Task requirements: Seek out every line containing the word "https", and copy each.

++++

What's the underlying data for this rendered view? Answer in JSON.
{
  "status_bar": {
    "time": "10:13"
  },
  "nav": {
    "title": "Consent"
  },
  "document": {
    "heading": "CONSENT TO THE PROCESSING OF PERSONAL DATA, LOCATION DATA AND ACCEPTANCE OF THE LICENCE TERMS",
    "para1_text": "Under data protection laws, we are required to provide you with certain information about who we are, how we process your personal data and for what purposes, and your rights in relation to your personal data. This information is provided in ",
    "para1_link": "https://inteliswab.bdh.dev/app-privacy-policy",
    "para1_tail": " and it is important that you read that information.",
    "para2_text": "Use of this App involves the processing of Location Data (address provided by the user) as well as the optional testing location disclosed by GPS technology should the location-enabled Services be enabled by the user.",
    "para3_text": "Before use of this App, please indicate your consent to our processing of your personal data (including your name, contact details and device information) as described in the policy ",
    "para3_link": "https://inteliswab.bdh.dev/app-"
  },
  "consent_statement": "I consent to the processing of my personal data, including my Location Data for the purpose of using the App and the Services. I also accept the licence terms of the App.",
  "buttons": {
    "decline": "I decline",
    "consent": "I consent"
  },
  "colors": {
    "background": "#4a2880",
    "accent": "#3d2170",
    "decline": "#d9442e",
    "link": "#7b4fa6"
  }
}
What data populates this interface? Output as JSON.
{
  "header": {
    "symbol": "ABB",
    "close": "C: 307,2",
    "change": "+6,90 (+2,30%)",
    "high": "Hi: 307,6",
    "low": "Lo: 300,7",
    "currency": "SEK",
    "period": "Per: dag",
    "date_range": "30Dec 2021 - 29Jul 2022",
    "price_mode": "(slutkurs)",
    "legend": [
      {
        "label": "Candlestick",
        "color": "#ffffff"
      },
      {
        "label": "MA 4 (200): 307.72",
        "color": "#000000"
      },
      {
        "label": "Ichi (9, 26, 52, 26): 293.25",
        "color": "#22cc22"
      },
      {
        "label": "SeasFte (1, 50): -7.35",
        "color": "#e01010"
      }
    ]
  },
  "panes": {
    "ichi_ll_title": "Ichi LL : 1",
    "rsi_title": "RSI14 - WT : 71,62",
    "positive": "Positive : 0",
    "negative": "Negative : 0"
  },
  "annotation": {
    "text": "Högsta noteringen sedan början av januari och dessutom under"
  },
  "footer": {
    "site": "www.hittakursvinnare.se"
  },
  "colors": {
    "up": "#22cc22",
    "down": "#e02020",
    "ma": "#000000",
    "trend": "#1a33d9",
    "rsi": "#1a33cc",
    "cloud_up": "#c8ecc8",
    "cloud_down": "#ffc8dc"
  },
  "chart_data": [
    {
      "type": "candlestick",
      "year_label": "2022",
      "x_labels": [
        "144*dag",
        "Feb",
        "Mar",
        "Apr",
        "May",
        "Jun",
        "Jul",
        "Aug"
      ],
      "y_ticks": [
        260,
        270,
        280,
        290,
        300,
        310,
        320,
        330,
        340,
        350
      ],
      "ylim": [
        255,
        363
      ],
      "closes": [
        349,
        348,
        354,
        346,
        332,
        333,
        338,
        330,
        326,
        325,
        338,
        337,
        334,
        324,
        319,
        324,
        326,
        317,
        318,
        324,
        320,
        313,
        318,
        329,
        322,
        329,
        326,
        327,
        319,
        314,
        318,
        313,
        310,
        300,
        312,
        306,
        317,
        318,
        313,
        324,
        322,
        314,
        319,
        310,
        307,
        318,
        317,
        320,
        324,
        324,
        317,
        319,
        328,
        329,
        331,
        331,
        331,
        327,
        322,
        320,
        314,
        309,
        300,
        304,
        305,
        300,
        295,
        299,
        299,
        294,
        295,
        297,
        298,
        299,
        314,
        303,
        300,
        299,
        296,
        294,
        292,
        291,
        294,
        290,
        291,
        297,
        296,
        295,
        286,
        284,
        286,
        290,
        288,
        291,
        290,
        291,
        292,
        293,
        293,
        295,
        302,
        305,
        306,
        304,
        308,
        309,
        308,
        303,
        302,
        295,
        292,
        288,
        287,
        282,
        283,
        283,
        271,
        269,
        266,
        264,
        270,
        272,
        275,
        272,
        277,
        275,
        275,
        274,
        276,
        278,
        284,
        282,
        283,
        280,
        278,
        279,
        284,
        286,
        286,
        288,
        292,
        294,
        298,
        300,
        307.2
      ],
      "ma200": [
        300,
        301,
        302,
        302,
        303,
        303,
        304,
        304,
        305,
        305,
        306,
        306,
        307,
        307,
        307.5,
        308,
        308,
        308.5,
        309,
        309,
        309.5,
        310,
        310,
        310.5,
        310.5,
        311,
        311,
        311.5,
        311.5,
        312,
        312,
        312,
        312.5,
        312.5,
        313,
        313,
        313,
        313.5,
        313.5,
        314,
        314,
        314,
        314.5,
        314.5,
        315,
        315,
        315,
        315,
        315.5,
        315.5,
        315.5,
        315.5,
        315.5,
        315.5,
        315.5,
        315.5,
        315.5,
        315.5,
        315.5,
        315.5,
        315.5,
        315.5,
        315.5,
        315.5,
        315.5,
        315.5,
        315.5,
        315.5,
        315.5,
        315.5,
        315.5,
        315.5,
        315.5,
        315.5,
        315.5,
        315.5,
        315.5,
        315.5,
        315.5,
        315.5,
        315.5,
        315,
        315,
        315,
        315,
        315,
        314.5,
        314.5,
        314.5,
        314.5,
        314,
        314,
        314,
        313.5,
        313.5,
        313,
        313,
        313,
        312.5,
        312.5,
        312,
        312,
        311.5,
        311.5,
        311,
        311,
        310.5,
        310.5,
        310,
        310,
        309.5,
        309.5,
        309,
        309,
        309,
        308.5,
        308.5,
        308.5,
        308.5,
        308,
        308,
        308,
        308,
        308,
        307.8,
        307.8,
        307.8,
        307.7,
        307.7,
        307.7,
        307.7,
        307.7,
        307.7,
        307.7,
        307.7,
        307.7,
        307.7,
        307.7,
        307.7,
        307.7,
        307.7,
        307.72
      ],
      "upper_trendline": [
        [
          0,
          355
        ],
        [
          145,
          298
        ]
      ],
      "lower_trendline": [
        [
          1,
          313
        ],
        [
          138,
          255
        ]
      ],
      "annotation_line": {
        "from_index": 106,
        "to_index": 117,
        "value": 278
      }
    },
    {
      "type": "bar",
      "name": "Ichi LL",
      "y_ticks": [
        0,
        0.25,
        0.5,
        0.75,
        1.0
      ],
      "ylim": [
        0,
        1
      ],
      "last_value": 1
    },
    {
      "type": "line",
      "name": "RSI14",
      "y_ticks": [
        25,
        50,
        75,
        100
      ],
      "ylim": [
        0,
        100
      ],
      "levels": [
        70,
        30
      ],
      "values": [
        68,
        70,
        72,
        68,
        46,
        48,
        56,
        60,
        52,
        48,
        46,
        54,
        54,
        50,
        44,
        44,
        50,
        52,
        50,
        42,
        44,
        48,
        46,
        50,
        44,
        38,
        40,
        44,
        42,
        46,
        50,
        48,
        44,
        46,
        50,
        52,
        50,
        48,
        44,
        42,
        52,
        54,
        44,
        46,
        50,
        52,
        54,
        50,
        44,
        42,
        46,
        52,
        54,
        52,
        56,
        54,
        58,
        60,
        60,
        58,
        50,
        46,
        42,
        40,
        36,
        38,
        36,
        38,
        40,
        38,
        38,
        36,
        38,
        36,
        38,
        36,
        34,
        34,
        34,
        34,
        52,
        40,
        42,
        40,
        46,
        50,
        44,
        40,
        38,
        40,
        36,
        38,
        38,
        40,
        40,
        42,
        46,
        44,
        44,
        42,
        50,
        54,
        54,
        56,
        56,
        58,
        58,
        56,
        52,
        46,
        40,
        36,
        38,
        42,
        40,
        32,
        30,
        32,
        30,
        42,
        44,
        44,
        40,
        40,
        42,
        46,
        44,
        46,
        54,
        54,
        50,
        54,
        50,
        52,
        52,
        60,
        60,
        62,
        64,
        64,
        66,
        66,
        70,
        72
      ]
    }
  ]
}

++++

Expected answer:
    "para1_link": "https://inteliswab.bdh.dev/app-privacy-policy",
    "para3_link": "https://inteliswab.bdh.dev/app-"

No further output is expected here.